Task inputs
====
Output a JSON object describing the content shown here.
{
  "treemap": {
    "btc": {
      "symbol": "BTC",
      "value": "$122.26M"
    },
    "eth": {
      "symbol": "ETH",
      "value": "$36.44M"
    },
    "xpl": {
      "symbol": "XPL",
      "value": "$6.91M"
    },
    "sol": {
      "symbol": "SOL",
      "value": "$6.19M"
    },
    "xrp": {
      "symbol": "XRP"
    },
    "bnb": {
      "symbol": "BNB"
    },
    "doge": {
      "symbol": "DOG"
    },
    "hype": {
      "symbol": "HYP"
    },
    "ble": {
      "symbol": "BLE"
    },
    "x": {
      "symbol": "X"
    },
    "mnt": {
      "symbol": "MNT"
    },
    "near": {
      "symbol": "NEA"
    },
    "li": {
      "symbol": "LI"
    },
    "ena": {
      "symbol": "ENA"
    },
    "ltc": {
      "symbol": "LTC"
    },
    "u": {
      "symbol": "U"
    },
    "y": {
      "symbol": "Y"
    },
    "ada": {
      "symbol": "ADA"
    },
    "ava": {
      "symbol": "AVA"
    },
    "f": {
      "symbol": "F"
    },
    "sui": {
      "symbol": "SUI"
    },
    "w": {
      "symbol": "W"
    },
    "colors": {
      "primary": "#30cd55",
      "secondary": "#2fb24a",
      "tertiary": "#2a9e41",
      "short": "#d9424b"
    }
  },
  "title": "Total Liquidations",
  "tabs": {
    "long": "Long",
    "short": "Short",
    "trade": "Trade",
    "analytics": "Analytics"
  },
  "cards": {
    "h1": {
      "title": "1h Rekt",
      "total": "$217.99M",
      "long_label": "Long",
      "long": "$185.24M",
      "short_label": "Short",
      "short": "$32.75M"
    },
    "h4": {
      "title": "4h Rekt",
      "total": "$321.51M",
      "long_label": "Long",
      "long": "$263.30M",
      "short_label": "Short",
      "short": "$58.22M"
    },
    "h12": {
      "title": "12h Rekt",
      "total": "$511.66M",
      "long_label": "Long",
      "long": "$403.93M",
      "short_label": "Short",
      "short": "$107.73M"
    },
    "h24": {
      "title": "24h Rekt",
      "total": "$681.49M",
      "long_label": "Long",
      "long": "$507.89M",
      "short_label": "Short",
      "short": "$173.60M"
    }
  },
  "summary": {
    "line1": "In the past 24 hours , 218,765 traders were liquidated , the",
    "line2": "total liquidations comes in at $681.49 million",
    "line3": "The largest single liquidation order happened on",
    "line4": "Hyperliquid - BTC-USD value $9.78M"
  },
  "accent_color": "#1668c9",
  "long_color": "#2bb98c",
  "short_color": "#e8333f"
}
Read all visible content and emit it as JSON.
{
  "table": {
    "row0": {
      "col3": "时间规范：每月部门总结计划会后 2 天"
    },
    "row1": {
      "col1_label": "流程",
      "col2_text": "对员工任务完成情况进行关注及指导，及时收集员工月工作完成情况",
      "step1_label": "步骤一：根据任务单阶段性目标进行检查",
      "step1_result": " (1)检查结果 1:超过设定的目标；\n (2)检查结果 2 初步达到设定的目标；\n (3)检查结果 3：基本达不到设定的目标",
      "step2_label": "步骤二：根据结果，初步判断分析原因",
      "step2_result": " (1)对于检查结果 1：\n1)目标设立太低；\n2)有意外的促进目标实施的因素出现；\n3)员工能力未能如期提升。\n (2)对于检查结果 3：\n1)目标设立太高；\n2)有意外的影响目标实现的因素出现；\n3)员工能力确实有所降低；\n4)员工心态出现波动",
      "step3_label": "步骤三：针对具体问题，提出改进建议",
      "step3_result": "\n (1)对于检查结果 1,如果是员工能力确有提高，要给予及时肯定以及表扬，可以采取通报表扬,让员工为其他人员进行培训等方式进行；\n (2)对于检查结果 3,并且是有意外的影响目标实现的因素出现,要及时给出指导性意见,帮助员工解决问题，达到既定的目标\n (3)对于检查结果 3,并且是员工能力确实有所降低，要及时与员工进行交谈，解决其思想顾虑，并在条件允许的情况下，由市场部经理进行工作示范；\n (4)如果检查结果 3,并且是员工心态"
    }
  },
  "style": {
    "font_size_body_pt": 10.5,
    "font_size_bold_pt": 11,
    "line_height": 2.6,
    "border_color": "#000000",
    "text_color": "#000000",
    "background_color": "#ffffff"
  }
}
====
Short problem
Gather from the data above every line with the string "Rekt".

Result
      "title": "1h Rekt",
      "title": "4h Rekt",
      "title": "12h Rekt",
      "title": "24h Rekt",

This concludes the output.